====== RECORDS PROVIDED

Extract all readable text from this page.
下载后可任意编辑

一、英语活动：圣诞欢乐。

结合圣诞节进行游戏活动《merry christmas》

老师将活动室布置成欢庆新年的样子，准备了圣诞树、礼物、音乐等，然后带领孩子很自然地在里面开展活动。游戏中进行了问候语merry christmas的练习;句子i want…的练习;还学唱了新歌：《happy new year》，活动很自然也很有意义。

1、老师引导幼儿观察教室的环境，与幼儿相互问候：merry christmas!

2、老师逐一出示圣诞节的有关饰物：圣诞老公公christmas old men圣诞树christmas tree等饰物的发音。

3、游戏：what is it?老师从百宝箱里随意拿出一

============
====== RECORDS PROVIDED

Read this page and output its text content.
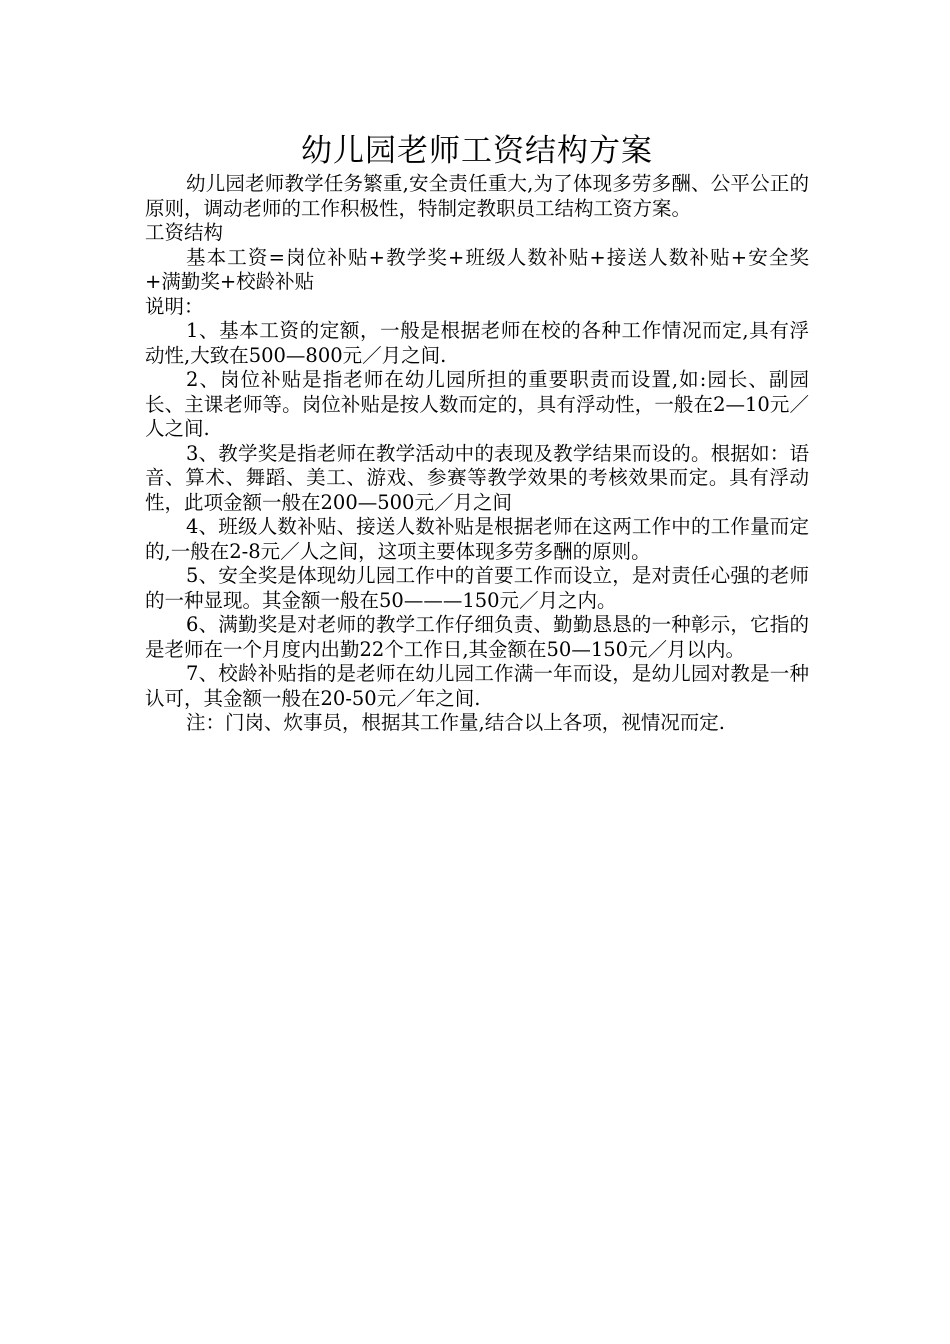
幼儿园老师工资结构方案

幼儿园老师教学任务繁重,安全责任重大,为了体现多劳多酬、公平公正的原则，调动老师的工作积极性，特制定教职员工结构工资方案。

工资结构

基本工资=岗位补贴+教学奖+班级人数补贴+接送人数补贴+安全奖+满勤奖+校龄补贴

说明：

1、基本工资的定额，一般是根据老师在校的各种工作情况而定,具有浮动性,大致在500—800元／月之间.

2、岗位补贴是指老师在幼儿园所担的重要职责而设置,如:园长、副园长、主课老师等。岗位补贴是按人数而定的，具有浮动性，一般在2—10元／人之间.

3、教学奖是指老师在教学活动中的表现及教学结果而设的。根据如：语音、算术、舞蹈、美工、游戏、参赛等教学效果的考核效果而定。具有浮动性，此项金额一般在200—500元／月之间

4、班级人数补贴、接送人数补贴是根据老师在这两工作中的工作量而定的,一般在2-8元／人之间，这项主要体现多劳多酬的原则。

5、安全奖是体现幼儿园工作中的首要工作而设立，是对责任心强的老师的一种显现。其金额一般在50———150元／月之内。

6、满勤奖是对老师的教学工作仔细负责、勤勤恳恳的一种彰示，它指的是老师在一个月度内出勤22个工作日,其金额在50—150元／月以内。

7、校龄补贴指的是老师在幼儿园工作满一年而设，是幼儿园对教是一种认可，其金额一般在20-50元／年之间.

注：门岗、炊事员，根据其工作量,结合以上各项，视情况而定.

============

**STATED PROBLEM**
From the listing, tally every line with the word "具有浮动性" in it and give only the tally.

**EXERCISE RESULT**
3